*To do*
Using the listing below, please gather every line containing the word "BCHUSD".

*Source records*
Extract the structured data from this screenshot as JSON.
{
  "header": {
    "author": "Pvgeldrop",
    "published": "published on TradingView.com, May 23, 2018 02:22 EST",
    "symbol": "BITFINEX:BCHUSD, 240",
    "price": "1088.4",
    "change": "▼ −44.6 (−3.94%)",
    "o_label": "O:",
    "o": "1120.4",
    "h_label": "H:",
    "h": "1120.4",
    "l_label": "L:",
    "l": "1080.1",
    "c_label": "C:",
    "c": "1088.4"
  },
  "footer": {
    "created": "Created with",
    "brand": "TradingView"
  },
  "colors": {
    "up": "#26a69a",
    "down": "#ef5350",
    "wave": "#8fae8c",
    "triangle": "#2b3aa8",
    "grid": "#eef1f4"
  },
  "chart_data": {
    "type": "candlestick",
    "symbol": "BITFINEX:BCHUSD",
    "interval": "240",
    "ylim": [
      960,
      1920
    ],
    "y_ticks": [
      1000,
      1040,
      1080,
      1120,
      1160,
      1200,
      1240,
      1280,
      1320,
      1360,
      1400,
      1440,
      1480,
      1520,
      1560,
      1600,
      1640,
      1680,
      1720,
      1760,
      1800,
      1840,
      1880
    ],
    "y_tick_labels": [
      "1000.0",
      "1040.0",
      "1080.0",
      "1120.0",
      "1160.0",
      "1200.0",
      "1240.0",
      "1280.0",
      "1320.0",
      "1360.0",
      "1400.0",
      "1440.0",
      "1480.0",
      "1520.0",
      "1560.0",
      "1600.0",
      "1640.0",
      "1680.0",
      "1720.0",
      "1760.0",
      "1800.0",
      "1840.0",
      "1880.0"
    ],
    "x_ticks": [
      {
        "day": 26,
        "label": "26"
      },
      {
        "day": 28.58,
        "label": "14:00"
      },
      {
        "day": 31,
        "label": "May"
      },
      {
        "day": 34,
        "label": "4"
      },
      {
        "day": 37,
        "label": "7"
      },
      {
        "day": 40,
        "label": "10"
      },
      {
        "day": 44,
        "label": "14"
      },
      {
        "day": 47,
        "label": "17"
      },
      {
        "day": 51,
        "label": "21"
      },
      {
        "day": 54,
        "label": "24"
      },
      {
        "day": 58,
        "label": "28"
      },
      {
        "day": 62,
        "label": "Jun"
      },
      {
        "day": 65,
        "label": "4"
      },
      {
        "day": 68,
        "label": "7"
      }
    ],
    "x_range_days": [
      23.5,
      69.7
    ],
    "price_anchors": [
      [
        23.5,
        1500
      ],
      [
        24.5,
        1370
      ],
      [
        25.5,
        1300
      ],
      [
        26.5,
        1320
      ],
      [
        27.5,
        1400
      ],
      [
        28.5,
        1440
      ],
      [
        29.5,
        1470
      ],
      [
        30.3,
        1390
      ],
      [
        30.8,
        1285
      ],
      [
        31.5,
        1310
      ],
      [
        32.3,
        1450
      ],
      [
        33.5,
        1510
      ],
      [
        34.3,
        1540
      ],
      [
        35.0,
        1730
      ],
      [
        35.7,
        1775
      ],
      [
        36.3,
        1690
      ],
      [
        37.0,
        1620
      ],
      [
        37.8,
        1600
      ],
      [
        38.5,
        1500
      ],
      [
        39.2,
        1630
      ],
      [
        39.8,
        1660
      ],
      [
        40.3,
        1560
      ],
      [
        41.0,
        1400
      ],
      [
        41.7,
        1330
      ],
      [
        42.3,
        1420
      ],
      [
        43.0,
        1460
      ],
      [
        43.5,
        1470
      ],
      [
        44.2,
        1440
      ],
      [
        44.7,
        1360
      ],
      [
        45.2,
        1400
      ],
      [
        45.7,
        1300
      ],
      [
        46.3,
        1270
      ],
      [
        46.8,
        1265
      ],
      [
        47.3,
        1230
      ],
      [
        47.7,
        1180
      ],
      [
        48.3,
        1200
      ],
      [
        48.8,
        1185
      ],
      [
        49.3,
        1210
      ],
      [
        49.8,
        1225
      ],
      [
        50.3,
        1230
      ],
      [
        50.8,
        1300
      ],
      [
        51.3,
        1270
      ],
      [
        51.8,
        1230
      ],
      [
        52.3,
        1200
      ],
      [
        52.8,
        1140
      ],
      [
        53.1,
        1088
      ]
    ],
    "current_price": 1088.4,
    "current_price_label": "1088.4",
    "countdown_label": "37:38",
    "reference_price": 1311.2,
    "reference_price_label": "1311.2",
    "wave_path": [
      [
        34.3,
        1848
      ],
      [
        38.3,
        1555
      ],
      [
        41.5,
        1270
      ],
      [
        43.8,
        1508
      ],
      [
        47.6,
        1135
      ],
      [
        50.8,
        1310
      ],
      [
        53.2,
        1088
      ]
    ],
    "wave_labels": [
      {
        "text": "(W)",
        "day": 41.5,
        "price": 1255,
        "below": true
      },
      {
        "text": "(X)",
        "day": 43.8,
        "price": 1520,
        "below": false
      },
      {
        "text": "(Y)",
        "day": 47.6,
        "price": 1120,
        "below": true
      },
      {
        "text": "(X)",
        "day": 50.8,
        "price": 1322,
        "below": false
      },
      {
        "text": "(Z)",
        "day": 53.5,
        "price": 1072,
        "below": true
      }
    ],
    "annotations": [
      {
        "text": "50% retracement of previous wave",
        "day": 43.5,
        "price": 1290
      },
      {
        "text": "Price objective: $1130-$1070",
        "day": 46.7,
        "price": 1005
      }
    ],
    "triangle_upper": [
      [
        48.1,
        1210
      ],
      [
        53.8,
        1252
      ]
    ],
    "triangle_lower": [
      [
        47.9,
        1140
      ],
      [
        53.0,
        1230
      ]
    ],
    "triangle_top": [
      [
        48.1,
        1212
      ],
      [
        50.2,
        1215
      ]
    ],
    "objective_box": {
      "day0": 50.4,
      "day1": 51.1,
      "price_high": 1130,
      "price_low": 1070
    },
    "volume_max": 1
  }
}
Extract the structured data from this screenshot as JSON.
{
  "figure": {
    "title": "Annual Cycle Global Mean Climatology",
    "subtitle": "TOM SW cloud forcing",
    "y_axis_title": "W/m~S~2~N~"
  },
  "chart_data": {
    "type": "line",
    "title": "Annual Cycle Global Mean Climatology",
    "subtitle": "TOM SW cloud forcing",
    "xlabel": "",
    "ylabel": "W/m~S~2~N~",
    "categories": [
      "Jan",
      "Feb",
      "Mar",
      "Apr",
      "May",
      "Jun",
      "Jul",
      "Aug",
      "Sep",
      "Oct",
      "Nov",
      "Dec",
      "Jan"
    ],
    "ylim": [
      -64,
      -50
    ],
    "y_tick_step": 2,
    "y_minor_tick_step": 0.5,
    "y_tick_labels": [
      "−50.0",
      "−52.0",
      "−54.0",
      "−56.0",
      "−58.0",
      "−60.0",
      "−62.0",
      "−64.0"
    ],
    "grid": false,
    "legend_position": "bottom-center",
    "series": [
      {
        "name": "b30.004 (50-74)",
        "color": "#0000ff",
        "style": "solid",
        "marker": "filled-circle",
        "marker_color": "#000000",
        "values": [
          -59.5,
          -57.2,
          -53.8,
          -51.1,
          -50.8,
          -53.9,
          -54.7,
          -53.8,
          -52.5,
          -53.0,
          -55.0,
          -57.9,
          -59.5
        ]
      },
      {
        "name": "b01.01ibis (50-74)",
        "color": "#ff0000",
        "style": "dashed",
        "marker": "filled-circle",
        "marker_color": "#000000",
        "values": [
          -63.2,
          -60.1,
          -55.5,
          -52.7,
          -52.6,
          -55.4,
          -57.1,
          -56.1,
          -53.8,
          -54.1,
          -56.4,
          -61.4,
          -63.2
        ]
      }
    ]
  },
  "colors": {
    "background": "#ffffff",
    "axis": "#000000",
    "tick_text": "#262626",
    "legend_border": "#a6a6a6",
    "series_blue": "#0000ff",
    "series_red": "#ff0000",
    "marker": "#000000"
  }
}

*Result of the exercise*
    "symbol": "BITFINEX:BCHUSD, 240",
    "symbol": "BITFINEX:BCHUSD",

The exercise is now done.